◆ Request ◆
Go through the records underneath and write each one out again exactly.

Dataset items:
— start —

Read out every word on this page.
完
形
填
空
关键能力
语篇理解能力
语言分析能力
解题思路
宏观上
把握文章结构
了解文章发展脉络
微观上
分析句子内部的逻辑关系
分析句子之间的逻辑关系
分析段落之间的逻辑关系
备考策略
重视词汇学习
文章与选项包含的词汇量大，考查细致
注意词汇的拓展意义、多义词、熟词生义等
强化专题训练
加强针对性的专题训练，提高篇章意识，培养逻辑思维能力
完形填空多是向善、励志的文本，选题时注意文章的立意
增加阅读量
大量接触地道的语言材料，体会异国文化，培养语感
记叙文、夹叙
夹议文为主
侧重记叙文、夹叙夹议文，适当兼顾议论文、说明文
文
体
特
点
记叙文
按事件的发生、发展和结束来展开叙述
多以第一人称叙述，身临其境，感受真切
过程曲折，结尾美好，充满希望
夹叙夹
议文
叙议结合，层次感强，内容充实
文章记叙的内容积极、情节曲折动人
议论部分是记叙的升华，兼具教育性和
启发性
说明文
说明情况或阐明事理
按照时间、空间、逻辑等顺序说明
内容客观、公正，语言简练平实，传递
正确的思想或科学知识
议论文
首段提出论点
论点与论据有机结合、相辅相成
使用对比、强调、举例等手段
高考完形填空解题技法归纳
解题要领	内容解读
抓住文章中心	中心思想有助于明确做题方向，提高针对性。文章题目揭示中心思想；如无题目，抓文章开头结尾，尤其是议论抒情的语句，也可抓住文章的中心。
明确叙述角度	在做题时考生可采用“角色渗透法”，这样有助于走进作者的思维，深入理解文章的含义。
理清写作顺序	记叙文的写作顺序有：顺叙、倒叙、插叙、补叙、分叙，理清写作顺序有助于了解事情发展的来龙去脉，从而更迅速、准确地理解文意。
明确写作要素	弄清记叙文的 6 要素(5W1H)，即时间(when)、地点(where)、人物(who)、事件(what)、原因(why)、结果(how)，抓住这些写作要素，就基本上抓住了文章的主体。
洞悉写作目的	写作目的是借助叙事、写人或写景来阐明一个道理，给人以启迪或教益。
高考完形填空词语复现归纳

— end —

◆ Response ◆
Read out every word on this page.
完
形
填
空
关键能力
语篇理解能力
语言分析能力
解题思路
宏观上
把握文章结构
了解文章发展脉络
微观上
分析句子内部的逻辑关系
分析句子之间的逻辑关系
分析段落之间的逻辑关系
备考策略
重视词汇学习
文章与选项包含的词汇量大，考查细致
注意词汇的拓展意义、多义词、熟词生义等
强化专题训练
加强针对性的专题训练，提高篇章意识，培养逻辑思维能力
完形填空多是向善、励志的文本，选题时注意文章的立意
增加阅读量
大量接触地道的语言材料，体会异国文化，培养语感
记叙文、夹叙
夹议文为主
侧重记叙文、夹叙夹议文，适当兼顾议论文、说明文
文
体
特
点
记叙文
按事件的发生、发展和结束来展开叙述
多以第一人称叙述，身临其境，感受真切
过程曲折，结尾美好，充满希望
夹叙夹
议文
叙议结合，层次感强，内容充实
文章记叙的内容积极、情节曲折动人
议论部分是记叙的升华，兼具教育性和
启发性
说明文
说明情况或阐明事理
按照时间、空间、逻辑等顺序说明
内容客观、公正，语言简练平实，传递
正确的思想或科学知识
议论文
首段提出论点
论点与论据有机结合、相辅相成
使用对比、强调、举例等手段
高考完形填空解题技法归纳
解题要领	内容解读
抓住文章中心	中心思想有助于明确做题方向，提高针对性。文章题目揭示中心思想；如无题目，抓文章开头结尾，尤其是议论抒情的语句，也可抓住文章的中心。
明确叙述角度	在做题时考生可采用“角色渗透法”，这样有助于走进作者的思维，深入理解文章的含义。
理清写作顺序	记叙文的写作顺序有：顺叙、倒叙、插叙、补叙、分叙，理清写作顺序有助于了解事情发展的来龙去脉，从而更迅速、准确地理解文意。
明确写作要素	弄清记叙文的 6 要素(5W1H)，即时间(when)、地点(where)、人物(who)、事件(what)、原因(why)、结果(how)，抓住这些写作要素，就基本上抓住了文章的主体。
洞悉写作目的	写作目的是借助叙事、写人或写景来阐明一个道理，给人以启迪或教益。
高考完形填空词语复现归纳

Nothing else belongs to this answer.